STATED PROBLEM
Output all the material that follows, exactly as given.

DATASET
▼

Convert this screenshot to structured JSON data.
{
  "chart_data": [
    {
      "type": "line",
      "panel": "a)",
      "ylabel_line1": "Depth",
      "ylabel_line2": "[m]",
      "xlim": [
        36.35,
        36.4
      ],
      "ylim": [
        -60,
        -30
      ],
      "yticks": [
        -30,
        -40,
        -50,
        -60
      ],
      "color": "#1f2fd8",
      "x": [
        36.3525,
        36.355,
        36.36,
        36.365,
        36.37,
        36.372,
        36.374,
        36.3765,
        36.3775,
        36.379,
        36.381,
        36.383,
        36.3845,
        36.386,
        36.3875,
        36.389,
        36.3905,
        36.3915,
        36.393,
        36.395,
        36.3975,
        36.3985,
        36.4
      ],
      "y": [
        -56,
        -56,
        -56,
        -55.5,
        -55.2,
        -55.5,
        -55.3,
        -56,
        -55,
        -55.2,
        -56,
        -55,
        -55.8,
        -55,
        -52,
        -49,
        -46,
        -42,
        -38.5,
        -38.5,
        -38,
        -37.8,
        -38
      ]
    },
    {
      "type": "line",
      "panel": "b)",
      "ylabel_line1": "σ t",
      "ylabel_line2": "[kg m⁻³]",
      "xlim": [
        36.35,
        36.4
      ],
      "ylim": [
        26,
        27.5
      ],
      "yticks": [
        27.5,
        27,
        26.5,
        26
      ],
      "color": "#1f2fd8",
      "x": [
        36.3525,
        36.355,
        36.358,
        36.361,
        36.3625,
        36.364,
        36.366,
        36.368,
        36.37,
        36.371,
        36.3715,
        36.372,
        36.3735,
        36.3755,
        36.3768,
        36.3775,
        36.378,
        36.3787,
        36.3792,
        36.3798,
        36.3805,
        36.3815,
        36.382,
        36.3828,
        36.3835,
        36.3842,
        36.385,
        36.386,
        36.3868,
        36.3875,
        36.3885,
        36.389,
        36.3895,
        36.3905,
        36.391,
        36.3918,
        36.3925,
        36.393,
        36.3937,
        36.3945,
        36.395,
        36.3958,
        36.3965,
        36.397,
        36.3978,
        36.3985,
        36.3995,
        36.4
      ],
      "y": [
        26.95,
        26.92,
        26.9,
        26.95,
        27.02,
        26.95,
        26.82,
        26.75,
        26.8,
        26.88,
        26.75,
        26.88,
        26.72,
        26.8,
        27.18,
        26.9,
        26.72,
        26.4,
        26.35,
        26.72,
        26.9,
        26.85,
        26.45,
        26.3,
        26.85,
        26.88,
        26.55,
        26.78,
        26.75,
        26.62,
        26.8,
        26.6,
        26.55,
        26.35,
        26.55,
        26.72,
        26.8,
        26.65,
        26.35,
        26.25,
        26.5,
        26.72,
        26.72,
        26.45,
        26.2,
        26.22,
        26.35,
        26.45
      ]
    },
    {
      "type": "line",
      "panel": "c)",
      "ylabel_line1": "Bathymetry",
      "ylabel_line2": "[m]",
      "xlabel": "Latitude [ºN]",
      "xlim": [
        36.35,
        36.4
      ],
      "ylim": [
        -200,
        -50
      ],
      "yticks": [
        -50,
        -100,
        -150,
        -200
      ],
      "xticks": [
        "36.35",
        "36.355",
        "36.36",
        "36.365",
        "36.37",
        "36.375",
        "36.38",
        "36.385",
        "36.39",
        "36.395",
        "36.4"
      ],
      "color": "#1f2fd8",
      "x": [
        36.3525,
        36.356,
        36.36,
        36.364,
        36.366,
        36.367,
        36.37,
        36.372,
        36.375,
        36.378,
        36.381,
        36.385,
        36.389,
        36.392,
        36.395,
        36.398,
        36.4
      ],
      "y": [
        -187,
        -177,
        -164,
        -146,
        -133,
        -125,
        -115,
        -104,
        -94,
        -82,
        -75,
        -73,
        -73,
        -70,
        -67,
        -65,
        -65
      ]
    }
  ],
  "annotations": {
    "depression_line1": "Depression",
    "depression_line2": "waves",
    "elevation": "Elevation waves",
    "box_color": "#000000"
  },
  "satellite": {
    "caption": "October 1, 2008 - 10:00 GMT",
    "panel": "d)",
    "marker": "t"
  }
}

▲

SOLVED EXERCISE
Convert this screenshot to structured JSON data.
{
  "chart_data": [
    {
      "type": "line",
      "panel": "a)",
      "ylabel_line1": "Depth",
      "ylabel_line2": "[m]",
      "xlim": [
        36.35,
        36.4
      ],
      "ylim": [
        -60,
        -30
      ],
      "yticks": [
        -30,
        -40,
        -50,
        -60
      ],
      "color": "#1f2fd8",
      "x": [
        36.3525,
        36.355,
        36.36,
        36.365,
        36.37,
        36.372,
        36.374,
        36.3765,
        36.3775,
        36.379,
        36.381,
        36.383,
        36.3845,
        36.386,
        36.3875,
        36.389,
        36.3905,
        36.3915,
        36.393,
        36.395,
        36.3975,
        36.3985,
        36.4
      ],
      "y": [
        -56,
        -56,
        -56,
        -55.5,
        -55.2,
        -55.5,
        -55.3,
        -56,
        -55,
        -55.2,
        -56,
        -55,
        -55.8,
        -55,
        -52,
        -49,
        -46,
        -42,
        -38.5,
        -38.5,
        -38,
        -37.8,
        -38
      ]
    },
    {
      "type": "line",
      "panel": "b)",
      "ylabel_line1": "σ t",
      "ylabel_line2": "[kg m⁻³]",
      "xlim": [
        36.35,
        36.4
      ],
      "ylim": [
        26,
        27.5
      ],
      "yticks": [
        27.5,
        27,
        26.5,
        26
      ],
      "color": "#1f2fd8",
      "x": [
        36.3525,
        36.355,
        36.358,
        36.361,
        36.3625,
        36.364,
        36.366,
        36.368,
        36.37,
        36.371,
        36.3715,
        36.372,
        36.3735,
        36.3755,
        36.3768,
        36.3775,
        36.378,
        36.3787,
        36.3792,
        36.3798,
        36.3805,
        36.3815,
        36.382,
        36.3828,
        36.3835,
        36.3842,
        36.385,
        36.386,
        36.3868,
        36.3875,
        36.3885,
        36.389,
        36.3895,
        36.3905,
        36.391,
        36.3918,
        36.3925,
        36.393,
        36.3937,
        36.3945,
        36.395,
        36.3958,
        36.3965,
        36.397,
        36.3978,
        36.3985,
        36.3995,
        36.4
      ],
      "y": [
        26.95,
        26.92,
        26.9,
        26.95,
        27.02,
        26.95,
        26.82,
        26.75,
        26.8,
        26.88,
        26.75,
        26.88,
        26.72,
        26.8,
        27.18,
        26.9,
        26.72,
        26.4,
        26.35,
        26.72,
        26.9,
        26.85,
        26.45,
        26.3,
        26.85,
        26.88,
        26.55,
        26.78,
        26.75,
        26.62,
        26.8,
        26.6,
        26.55,
        26.35,
        26.55,
        26.72,
        26.8,
        26.65,
        26.35,
        26.25,
        26.5,
        26.72,
        26.72,
        26.45,
        26.2,
        26.22,
        26.35,
        26.45
      ]
    },
    {
      "type": "line",
      "panel": "c)",
      "ylabel_line1": "Bathymetry",
      "ylabel_line2": "[m]",
      "xlabel": "Latitude [ºN]",
      "xlim": [
        36.35,
        36.4
      ],
      "ylim": [
        -200,
        -50
      ],
      "yticks": [
        -50,
        -100,
        -150,
        -200
      ],
      "xticks": [
        "36.35",
        "36.355",
        "36.36",
        "36.365",
        "36.37",
        "36.375",
        "36.38",
        "36.385",
        "36.39",
        "36.395",
        "36.4"
      ],
      "color": "#1f2fd8",
      "x": [
        36.3525,
        36.356,
        36.36,
        36.364,
        36.366,
        36.367,
        36.37,
        36.372,
        36.375,
        36.378,
        36.381,
        36.385,
        36.389,
        36.392,
        36.395,
        36.398,
        36.4
      ],
      "y": [
        -187,
        -177,
        -164,
        -146,
        -133,
        -125,
        -115,
        -104,
        -94,
        -82,
        -75,
        -73,
        -73,
        -70,
        -67,
        -65,
        -65
      ]
    }
  ],
  "annotations": {
    "depression_line1": "Depression",
    "depression_line2": "waves",
    "elevation": "Elevation waves",
    "box_color": "#000000"
  },
  "satellite": {
    "caption": "October 1, 2008 - 10:00 GMT",
    "panel": "d)",
    "marker": "t"
  }
}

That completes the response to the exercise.